◆ Material to process:
-.-.-

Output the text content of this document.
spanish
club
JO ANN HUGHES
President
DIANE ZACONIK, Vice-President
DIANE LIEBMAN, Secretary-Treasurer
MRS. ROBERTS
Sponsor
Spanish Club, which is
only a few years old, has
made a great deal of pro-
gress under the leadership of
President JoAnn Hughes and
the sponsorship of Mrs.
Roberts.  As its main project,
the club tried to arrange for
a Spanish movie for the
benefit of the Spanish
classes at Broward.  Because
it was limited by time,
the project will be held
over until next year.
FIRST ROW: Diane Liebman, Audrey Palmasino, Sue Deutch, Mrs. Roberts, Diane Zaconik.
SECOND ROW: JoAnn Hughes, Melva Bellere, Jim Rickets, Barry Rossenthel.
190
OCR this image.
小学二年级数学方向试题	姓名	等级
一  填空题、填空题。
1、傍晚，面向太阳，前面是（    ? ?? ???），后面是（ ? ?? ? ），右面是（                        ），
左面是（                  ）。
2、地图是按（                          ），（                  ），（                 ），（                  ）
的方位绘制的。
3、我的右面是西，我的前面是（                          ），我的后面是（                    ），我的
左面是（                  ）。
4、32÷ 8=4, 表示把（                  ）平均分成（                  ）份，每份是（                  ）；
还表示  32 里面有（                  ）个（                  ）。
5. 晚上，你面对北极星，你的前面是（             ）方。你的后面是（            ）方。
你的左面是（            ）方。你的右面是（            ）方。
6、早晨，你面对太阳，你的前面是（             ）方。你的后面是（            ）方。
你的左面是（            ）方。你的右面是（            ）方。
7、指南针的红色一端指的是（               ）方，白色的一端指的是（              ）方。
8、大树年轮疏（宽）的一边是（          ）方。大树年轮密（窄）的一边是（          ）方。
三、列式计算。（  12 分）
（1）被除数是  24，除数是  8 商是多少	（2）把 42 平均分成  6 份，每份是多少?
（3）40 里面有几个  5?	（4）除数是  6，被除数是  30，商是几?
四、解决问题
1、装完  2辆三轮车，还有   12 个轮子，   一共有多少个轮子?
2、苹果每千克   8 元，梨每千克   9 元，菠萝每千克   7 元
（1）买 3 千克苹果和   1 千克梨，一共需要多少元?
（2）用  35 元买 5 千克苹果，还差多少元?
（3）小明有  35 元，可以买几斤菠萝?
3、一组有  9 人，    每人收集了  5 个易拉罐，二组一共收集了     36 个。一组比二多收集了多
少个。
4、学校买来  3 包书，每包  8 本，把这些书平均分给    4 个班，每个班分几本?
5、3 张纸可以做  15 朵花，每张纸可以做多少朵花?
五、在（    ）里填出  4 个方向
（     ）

-.-.-

◆ Given request: Work out the count of lines containing the word "project", then write only that count.

◆ Answer to this exercise: 2